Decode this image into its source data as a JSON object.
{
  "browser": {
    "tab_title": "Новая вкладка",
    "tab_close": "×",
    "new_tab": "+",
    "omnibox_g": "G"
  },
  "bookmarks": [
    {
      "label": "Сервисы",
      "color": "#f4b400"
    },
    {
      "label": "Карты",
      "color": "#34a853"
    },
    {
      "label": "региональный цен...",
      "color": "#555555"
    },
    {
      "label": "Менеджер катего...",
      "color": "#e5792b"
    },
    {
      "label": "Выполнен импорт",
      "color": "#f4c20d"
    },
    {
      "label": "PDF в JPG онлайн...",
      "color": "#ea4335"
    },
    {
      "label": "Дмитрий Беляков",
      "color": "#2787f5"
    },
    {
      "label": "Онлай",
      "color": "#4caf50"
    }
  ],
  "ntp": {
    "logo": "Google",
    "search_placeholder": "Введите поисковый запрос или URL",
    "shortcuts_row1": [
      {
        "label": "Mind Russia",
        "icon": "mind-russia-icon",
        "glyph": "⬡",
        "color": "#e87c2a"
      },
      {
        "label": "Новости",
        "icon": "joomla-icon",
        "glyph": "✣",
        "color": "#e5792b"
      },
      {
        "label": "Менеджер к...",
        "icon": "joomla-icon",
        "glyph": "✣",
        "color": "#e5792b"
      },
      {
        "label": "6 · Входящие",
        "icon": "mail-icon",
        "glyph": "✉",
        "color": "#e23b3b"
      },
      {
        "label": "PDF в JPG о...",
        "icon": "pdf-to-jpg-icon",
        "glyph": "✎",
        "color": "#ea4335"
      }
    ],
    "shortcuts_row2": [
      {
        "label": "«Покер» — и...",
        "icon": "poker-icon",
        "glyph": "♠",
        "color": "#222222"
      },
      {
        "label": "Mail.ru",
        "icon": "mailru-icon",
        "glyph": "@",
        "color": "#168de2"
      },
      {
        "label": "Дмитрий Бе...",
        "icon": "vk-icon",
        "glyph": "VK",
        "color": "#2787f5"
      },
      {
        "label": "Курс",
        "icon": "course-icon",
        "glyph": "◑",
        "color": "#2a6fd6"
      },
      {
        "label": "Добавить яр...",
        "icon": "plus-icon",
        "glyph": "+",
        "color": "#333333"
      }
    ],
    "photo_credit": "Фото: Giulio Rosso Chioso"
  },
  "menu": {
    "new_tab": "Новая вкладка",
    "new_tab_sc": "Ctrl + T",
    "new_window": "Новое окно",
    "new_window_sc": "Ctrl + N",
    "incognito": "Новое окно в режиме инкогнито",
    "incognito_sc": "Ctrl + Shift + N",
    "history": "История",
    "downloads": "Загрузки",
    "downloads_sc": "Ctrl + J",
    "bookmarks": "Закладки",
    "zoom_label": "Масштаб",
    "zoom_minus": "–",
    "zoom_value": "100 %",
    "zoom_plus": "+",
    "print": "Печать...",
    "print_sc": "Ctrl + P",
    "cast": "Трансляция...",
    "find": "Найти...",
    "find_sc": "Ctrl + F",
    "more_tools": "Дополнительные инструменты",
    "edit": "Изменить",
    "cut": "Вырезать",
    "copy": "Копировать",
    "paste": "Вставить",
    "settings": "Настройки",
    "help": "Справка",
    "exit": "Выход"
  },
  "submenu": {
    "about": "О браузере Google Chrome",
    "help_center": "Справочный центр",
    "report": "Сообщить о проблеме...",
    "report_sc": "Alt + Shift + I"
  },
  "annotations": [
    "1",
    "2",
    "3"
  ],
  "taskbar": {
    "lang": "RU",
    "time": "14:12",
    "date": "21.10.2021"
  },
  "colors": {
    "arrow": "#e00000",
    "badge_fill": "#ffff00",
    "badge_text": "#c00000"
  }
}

————————

Directions | Give back only a number, the number of lines where the string "Google" occurs.

Solution | 2